> _Exercise directions_: Transcribe all records exactly.

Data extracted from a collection
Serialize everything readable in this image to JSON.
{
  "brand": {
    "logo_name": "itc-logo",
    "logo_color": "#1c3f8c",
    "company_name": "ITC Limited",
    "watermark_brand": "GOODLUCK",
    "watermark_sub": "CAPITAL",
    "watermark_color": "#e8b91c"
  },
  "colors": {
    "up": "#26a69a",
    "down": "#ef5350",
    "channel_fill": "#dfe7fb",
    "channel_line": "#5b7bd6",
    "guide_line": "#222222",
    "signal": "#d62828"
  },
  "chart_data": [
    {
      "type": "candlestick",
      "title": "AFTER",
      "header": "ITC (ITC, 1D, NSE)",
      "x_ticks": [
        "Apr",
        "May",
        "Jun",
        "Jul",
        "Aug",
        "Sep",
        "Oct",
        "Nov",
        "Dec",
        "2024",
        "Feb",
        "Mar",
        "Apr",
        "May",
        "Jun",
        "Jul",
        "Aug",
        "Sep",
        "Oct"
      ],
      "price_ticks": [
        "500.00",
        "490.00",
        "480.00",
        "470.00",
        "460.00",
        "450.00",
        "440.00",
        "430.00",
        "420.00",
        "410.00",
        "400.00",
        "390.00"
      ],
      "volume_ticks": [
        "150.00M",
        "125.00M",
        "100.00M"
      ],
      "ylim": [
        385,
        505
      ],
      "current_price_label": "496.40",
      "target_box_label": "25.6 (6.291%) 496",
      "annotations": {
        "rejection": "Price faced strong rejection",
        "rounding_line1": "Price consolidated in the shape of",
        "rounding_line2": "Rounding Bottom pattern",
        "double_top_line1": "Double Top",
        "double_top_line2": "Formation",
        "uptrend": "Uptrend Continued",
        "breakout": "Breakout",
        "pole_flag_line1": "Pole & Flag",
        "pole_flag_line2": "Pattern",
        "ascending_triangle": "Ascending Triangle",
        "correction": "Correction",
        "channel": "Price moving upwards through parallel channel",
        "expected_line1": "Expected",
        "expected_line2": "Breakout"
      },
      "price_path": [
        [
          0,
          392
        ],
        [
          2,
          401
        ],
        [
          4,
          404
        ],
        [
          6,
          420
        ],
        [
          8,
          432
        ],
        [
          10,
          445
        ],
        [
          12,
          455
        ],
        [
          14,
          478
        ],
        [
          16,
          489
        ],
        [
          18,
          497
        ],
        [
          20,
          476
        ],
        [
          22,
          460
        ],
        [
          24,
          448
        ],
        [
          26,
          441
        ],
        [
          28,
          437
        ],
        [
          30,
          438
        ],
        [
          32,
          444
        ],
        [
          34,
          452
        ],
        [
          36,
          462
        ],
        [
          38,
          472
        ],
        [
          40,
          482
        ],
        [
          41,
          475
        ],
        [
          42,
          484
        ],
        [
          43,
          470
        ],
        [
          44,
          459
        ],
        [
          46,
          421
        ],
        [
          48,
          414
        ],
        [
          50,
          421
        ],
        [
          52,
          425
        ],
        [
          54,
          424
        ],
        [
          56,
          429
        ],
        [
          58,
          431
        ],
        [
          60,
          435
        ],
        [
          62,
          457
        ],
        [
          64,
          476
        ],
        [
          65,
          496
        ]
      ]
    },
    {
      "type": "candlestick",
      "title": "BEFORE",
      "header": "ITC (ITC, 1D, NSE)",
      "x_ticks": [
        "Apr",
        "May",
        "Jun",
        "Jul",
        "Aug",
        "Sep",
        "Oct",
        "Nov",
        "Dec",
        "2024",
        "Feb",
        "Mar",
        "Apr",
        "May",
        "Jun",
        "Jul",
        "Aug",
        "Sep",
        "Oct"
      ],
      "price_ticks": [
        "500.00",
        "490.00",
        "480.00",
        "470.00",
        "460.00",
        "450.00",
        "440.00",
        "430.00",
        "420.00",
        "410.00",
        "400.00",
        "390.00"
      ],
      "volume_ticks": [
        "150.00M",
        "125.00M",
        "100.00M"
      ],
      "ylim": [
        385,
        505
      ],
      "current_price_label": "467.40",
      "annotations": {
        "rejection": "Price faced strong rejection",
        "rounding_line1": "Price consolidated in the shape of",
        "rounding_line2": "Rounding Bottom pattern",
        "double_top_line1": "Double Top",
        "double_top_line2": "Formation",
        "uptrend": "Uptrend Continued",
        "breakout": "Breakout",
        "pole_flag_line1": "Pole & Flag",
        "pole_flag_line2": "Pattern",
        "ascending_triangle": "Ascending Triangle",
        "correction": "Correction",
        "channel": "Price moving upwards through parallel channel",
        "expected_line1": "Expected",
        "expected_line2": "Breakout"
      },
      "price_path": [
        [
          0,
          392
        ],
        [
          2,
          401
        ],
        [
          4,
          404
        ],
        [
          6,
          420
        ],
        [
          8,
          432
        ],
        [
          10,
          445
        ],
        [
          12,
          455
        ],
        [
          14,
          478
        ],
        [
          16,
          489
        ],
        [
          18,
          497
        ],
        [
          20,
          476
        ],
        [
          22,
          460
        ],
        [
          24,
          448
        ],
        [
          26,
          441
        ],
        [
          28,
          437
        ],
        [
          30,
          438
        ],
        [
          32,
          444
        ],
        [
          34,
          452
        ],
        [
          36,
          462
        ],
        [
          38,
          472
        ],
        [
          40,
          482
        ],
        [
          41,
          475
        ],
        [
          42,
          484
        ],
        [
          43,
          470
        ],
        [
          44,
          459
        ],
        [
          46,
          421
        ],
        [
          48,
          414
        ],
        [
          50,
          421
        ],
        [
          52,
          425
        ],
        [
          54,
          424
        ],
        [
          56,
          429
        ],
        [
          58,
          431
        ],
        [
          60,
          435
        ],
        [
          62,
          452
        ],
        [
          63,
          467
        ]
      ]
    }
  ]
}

> _Answer for this exercise_:
Serialize everything readable in this image to JSON.
{
  "brand": {
    "logo_name": "itc-logo",
    "logo_color": "#1c3f8c",
    "company_name": "ITC Limited",
    "watermark_brand": "GOODLUCK",
    "watermark_sub": "CAPITAL",
    "watermark_color": "#e8b91c"
  },
  "colors": {
    "up": "#26a69a",
    "down": "#ef5350",
    "channel_fill": "#dfe7fb",
    "channel_line": "#5b7bd6",
    "guide_line": "#222222",
    "signal": "#d62828"
  },
  "chart_data": [
    {
      "type": "candlestick",
      "title": "AFTER",
      "header": "ITC (ITC, 1D, NSE)",
      "x_ticks": [
        "Apr",
        "May",
        "Jun",
        "Jul",
        "Aug",
        "Sep",
        "Oct",
        "Nov",
        "Dec",
        "2024",
        "Feb",
        "Mar",
        "Apr",
        "May",
        "Jun",
        "Jul",
        "Aug",
        "Sep",
        "Oct"
      ],
      "price_ticks": [
        "500.00",
        "490.00",
        "480.00",
        "470.00",
        "460.00",
        "450.00",
        "440.00",
        "430.00",
        "420.00",
        "410.00",
        "400.00",
        "390.00"
      ],
      "volume_ticks": [
        "150.00M",
        "125.00M",
        "100.00M"
      ],
      "ylim": [
        385,
        505
      ],
      "current_price_label": "496.40",
      "target_box_label": "25.6 (6.291%) 496",
      "annotations": {
        "rejection": "Price faced strong rejection",
        "rounding_line1": "Price consolidated in the shape of",
        "rounding_line2": "Rounding Bottom pattern",
        "double_top_line1": "Double Top",
        "double_top_line2": "Formation",
        "uptrend": "Uptrend Continued",
        "breakout": "Breakout",
        "pole_flag_line1": "Pole & Flag",
        "pole_flag_line2": "Pattern",
        "ascending_triangle": "Ascending Triangle",
        "correction": "Correction",
        "channel": "Price moving upwards through parallel channel",
        "expected_line1": "Expected",
        "expected_line2": "Breakout"
      },
      "price_path": [
        [
          0,
          392
        ],
        [
          2,
          401
        ],
        [
          4,
          404
        ],
        [
          6,
          420
        ],
        [
          8,
          432
        ],
        [
          10,
          445
        ],
        [
          12,
          455
        ],
        [
          14,
          478
        ],
        [
          16,
          489
        ],
        [
          18,
          497
        ],
        [
          20,
          476
        ],
        [
          22,
          460
        ],
        [
          24,
          448
        ],
        [
          26,
          441
        ],
        [
          28,
          437
        ],
        [
          30,
          438
        ],
        [
          32,
          444
        ],
        [
          34,
          452
        ],
        [
          36,
          462
        ],
        [
          38,
          472
        ],
        [
          40,
          482
        ],
        [
          41,
          475
        ],
        [
          42,
          484
        ],
        [
          43,
          470
        ],
        [
          44,
          459
        ],
        [
          46,
          421
        ],
        [
          48,
          414
        ],
        [
          50,
          421
        ],
        [
          52,
          425
        ],
        [
          54,
          424
        ],
        [
          56,
          429
        ],
        [
          58,
          431
        ],
        [
          60,
          435
        ],
        [
          62,
          457
        ],
        [
          64,
          476
        ],
        [
          65,
          496
        ]
      ]
    },
    {
      "type": "candlestick",
      "title": "BEFORE",
      "header": "ITC (ITC, 1D, NSE)",
      "x_ticks": [
        "Apr",
        "May",
        "Jun",
        "Jul",
        "Aug",
        "Sep",
        "Oct",
        "Nov",
        "Dec",
        "2024",
        "Feb",
        "Mar",
        "Apr",
        "May",
        "Jun",
        "Jul",
        "Aug",
        "Sep",
        "Oct"
      ],
      "price_ticks": [
        "500.00",
        "490.00",
        "480.00",
        "470.00",
        "460.00",
        "450.00",
        "440.00",
        "430.00",
        "420.00",
        "410.00",
        "400.00",
        "390.00"
      ],
      "volume_ticks": [
        "150.00M",
        "125.00M",
        "100.00M"
      ],
      "ylim": [
        385,
        505
      ],
      "current_price_label": "467.40",
      "annotations": {
        "rejection": "Price faced strong rejection",
        "rounding_line1": "Price consolidated in the shape of",
        "rounding_line2": "Rounding Bottom pattern",
        "double_top_line1": "Double Top",
        "double_top_line2": "Formation",
        "uptrend": "Uptrend Continued",
        "breakout": "Breakout",
        "pole_flag_line1": "Pole & Flag",
        "pole_flag_line2": "Pattern",
        "ascending_triangle": "Ascending Triangle",
        "correction": "Correction",
        "channel": "Price moving upwards through parallel channel",
        "expected_line1": "Expected",
        "expected_line2": "Breakout"
      },
      "price_path": [
        [
          0,
          392
        ],
        [
          2,
          401
        ],
        [
          4,
          404
        ],
        [
          6,
          420
        ],
        [
          8,
          432
        ],
        [
          10,
          445
        ],
        [
          12,
          455
        ],
        [
          14,
          478
        ],
        [
          16,
          489
        ],
        [
          18,
          497
        ],
        [
          20,
          476
        ],
        [
          22,
          460
        ],
        [
          24,
          448
        ],
        [
          26,
          441
        ],
        [
          28,
          437
        ],
        [
          30,
          438
        ],
        [
          32,
          444
        ],
        [
          34,
          452
        ],
        [
          36,
          462
        ],
        [
          38,
          472
        ],
        [
          40,
          482
        ],
        [
          41,
          475
        ],
        [
          42,
          484
        ],
        [
          43,
          470
        ],
        [
          44,
          459
        ],
        [
          46,
          421
        ],
        [
          48,
          414
        ],
        [
          50,
          421
        ],
        [
          52,
          425
        ],
        [
          54,
          424
        ],
        [
          56,
          429
        ],
        [
          58,
          431
        ],
        [
          60,
          435
        ],
        [
          62,
          452
        ],
        [
          63,
          467
        ]
      ]
    }
  ]
}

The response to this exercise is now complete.